#### Requirement:
Starting at the line with "Convert this screenshot", transcribe each line through the final one, both included, and add nothing.

#### Entries:
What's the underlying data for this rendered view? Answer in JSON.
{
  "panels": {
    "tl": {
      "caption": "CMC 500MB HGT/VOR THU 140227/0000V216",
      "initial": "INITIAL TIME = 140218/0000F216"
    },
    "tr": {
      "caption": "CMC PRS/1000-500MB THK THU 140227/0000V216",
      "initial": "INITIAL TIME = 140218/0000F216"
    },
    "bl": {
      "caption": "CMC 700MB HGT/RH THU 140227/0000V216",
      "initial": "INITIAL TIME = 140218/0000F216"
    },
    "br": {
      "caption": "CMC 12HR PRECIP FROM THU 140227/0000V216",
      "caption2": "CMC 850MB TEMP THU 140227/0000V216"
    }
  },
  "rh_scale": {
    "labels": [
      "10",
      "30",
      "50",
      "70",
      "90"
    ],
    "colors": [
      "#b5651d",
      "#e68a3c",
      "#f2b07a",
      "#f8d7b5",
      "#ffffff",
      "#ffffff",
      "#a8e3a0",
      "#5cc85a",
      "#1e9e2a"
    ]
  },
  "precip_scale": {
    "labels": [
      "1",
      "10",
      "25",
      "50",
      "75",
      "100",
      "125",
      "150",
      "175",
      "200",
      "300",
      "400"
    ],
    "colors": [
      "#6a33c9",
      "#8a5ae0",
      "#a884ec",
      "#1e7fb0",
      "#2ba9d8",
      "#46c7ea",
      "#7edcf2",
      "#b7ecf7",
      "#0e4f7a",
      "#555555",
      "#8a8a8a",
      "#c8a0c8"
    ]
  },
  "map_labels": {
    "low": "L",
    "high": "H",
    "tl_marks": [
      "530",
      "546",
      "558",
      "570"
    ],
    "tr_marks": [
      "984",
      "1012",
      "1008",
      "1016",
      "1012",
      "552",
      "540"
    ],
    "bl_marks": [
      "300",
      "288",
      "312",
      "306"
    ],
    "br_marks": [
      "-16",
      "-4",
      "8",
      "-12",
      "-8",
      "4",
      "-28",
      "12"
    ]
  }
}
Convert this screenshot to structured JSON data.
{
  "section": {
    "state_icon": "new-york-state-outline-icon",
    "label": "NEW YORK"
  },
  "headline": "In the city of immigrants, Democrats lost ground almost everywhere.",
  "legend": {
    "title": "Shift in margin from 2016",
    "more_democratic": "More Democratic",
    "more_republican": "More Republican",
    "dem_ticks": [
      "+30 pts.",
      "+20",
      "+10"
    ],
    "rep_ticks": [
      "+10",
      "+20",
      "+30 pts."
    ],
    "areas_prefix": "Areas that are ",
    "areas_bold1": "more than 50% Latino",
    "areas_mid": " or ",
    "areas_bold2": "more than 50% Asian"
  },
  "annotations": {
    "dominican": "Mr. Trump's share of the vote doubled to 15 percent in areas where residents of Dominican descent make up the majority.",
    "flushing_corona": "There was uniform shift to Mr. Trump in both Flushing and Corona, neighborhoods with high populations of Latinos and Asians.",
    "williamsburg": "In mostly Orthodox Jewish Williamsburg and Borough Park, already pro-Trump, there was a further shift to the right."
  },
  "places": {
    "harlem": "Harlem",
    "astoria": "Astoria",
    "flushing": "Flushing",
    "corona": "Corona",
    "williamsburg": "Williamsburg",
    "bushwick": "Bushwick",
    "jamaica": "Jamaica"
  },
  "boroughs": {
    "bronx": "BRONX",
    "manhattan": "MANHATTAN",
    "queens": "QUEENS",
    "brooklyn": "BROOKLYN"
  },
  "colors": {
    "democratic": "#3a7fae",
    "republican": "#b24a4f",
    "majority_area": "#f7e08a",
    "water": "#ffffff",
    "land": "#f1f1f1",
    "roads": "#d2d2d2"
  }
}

#### Answer to this task:
Convert this screenshot to structured JSON data.
{
  "section": {
    "state_icon": "new-york-state-outline-icon",
    "label": "NEW YORK"
  },
  "headline": "In the city of immigrants, Democrats lost ground almost everywhere.",
  "legend": {
    "title": "Shift in margin from 2016",
    "more_democratic": "More Democratic",
    "more_republican": "More Republican",
    "dem_ticks": [
      "+30 pts.",
      "+20",
      "+10"
    ],
    "rep_ticks": [
      "+10",
      "+20",
      "+30 pts."
    ],
    "areas_prefix": "Areas that are ",
    "areas_bold1": "more than 50% Latino",
    "areas_mid": " or ",
    "areas_bold2": "more than 50% Asian"
  },
  "annotations": {
    "dominican": "Mr. Trump's share of the vote doubled to 15 percent in areas where residents of Dominican descent make up the majority.",
    "flushing_corona": "There was uniform shift to Mr. Trump in both Flushing and Corona, neighborhoods with high populations of Latinos and Asians.",
    "williamsburg": "In mostly Orthodox Jewish Williamsburg and Borough Park, already pro-Trump, there was a further shift to the right."
  },
  "places": {
    "harlem": "Harlem",
    "astoria": "Astoria",
    "flushing": "Flushing",
    "corona": "Corona",
    "williamsburg": "Williamsburg",
    "bushwick": "Bushwick",
    "jamaica": "Jamaica"
  },
  "boroughs": {
    "bronx": "BRONX",
    "manhattan": "MANHATTAN",
    "queens": "QUEENS",
    "brooklyn": "BROOKLYN"
  },
  "colors": {
    "democratic": "#3a7fae",
    "republican": "#b24a4f",
    "majority_area": "#f7e08a",
    "water": "#ffffff",
    "land": "#f1f1f1",
    "roads": "#d2d2d2"
  }
}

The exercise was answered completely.